(Dataset excerpts)
- - -

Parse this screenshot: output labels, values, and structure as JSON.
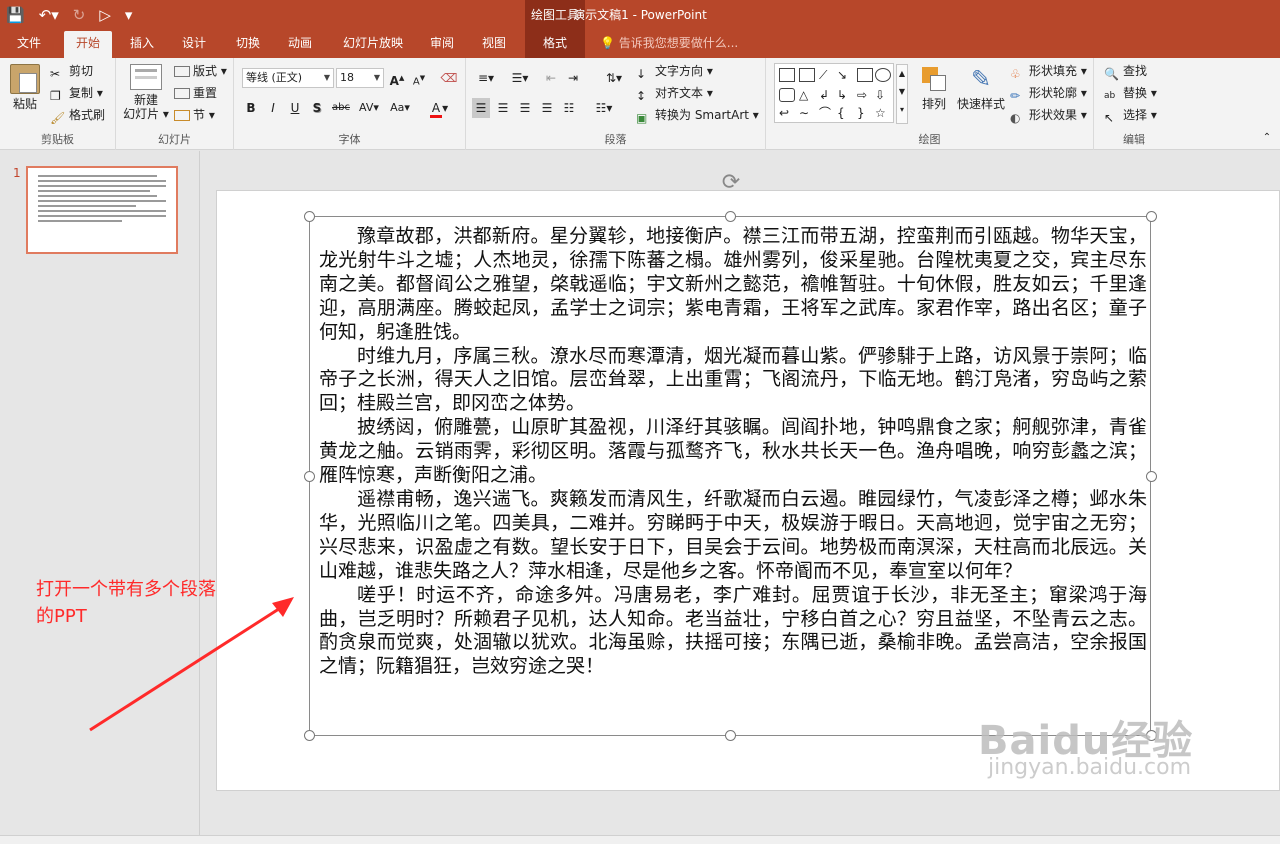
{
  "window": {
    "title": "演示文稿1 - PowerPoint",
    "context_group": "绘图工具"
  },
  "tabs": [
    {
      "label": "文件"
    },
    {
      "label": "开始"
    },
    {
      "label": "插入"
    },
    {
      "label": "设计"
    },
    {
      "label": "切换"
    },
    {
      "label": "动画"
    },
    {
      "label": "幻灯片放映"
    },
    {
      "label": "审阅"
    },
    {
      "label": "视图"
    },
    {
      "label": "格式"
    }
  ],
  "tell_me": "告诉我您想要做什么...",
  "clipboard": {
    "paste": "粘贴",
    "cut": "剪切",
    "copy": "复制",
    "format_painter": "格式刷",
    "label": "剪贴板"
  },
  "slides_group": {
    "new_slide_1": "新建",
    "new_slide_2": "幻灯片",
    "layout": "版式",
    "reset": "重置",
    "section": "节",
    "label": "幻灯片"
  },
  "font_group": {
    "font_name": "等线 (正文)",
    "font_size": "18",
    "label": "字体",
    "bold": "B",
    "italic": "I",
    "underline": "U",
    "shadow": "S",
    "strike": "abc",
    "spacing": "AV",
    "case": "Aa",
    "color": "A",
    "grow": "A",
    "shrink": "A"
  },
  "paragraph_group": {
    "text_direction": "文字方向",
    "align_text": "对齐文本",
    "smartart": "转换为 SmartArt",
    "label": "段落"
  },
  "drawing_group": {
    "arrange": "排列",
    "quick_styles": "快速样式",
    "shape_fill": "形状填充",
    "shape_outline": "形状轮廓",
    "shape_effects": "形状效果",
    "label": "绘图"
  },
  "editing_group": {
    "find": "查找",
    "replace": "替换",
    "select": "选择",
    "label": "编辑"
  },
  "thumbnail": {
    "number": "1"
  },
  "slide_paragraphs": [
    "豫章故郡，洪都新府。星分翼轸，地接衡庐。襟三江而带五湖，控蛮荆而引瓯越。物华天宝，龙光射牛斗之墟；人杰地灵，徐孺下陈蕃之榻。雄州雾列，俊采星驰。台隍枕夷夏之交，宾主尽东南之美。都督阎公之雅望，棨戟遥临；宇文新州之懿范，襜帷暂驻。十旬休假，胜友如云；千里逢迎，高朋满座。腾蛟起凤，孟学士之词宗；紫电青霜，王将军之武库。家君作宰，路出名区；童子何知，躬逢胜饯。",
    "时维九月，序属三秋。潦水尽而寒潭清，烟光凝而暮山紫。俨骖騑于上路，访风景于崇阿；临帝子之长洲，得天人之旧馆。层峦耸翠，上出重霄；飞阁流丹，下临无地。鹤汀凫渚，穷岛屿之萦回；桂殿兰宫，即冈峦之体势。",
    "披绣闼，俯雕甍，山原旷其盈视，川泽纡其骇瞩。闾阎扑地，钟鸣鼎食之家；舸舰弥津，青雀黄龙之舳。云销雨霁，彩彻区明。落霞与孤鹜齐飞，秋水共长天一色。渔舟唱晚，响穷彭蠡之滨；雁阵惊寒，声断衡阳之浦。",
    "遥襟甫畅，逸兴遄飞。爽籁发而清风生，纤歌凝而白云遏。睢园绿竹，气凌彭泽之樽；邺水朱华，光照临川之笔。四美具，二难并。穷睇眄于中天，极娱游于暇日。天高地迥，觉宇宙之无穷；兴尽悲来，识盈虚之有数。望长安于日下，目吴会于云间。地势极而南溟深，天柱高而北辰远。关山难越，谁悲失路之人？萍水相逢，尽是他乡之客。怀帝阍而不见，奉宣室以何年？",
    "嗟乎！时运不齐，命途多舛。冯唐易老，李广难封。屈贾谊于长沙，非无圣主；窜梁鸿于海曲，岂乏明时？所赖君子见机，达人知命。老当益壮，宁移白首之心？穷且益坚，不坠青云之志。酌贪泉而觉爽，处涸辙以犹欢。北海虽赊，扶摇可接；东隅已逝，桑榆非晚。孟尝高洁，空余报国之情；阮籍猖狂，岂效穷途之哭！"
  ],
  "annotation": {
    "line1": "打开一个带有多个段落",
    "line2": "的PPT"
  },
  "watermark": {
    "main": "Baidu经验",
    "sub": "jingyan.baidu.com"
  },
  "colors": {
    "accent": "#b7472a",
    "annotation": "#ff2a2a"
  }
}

- - -

What to do: Keep the pictures out and write out the records exactly.

Result:
Parse this screenshot: output labels, values, and structure as JSON.
{
  "window": {
    "title": "演示文稿1 - PowerPoint",
    "context_group": "绘图工具"
  },
  "tabs": [
    {
      "label": "文件"
    },
    {
      "label": "开始"
    },
    {
      "label": "插入"
    },
    {
      "label": "设计"
    },
    {
      "label": "切换"
    },
    {
      "label": "动画"
    },
    {
      "label": "幻灯片放映"
    },
    {
      "label": "审阅"
    },
    {
      "label": "视图"
    },
    {
      "label": "格式"
    }
  ],
  "tell_me": "告诉我您想要做什么...",
  "clipboard": {
    "paste": "粘贴",
    "cut": "剪切",
    "copy": "复制",
    "format_painter": "格式刷",
    "label": "剪贴板"
  },
  "slides_group": {
    "new_slide_1": "新建",
    "new_slide_2": "幻灯片",
    "layout": "版式",
    "reset": "重置",
    "section": "节",
    "label": "幻灯片"
  },
  "font_group": {
    "font_name": "等线 (正文)",
    "font_size": "18",
    "label": "字体",
    "bold": "B",
    "italic": "I",
    "underline": "U",
    "shadow": "S",
    "strike": "abc",
    "spacing": "AV",
    "case": "Aa",
    "color": "A",
    "grow": "A",
    "shrink": "A"
  },
  "paragraph_group": {
    "text_direction": "文字方向",
    "align_text": "对齐文本",
    "smartart": "转换为 SmartArt",
    "label": "段落"
  },
  "drawing_group": {
    "arrange": "排列",
    "quick_styles": "快速样式",
    "shape_fill": "形状填充",
    "shape_outline": "形状轮廓",
    "shape_effects": "形状效果",
    "label": "绘图"
  },
  "editing_group": {
    "find": "查找",
    "replace": "替换",
    "select": "选择",
    "label": "编辑"
  },
  "thumbnail": {
    "number": "1"
  },
  "slide_paragraphs": [
    "豫章故郡，洪都新府。星分翼轸，地接衡庐。襟三江而带五湖，控蛮荆而引瓯越。物华天宝，龙光射牛斗之墟；人杰地灵，徐孺下陈蕃之榻。雄州雾列，俊采星驰。台隍枕夷夏之交，宾主尽东南之美。都督阎公之雅望，棨戟遥临；宇文新州之懿范，襜帷暂驻。十旬休假，胜友如云；千里逢迎，高朋满座。腾蛟起凤，孟学士之词宗；紫电青霜，王将军之武库。家君作宰，路出名区；童子何知，躬逢胜饯。",
    "时维九月，序属三秋。潦水尽而寒潭清，烟光凝而暮山紫。俨骖騑于上路，访风景于崇阿；临帝子之长洲，得天人之旧馆。层峦耸翠，上出重霄；飞阁流丹，下临无地。鹤汀凫渚，穷岛屿之萦回；桂殿兰宫，即冈峦之体势。",
    "披绣闼，俯雕甍，山原旷其盈视，川泽纡其骇瞩。闾阎扑地，钟鸣鼎食之家；舸舰弥津，青雀黄龙之舳。云销雨霁，彩彻区明。落霞与孤鹜齐飞，秋水共长天一色。渔舟唱晚，响穷彭蠡之滨；雁阵惊寒，声断衡阳之浦。",
    "遥襟甫畅，逸兴遄飞。爽籁发而清风生，纤歌凝而白云遏。睢园绿竹，气凌彭泽之樽；邺水朱华，光照临川之笔。四美具，二难并。穷睇眄于中天，极娱游于暇日。天高地迥，觉宇宙之无穷；兴尽悲来，识盈虚之有数。望长安于日下，目吴会于云间。地势极而南溟深，天柱高而北辰远。关山难越，谁悲失路之人？萍水相逢，尽是他乡之客。怀帝阍而不见，奉宣室以何年？",
    "嗟乎！时运不齐，命途多舛。冯唐易老，李广难封。屈贾谊于长沙，非无圣主；窜梁鸿于海曲，岂乏明时？所赖君子见机，达人知命。老当益壮，宁移白首之心？穷且益坚，不坠青云之志。酌贪泉而觉爽，处涸辙以犹欢。北海虽赊，扶摇可接；东隅已逝，桑榆非晚。孟尝高洁，空余报国之情；阮籍猖狂，岂效穷途之哭！"
  ],
  "annotation": {
    "line1": "打开一个带有多个段落",
    "line2": "的PPT"
  },
  "watermark": {
    "main": "Baidu经验",
    "sub": "jingyan.baidu.com"
  },
  "colors": {
    "accent": "#b7472a",
    "annotation": "#ff2a2a"
  }
}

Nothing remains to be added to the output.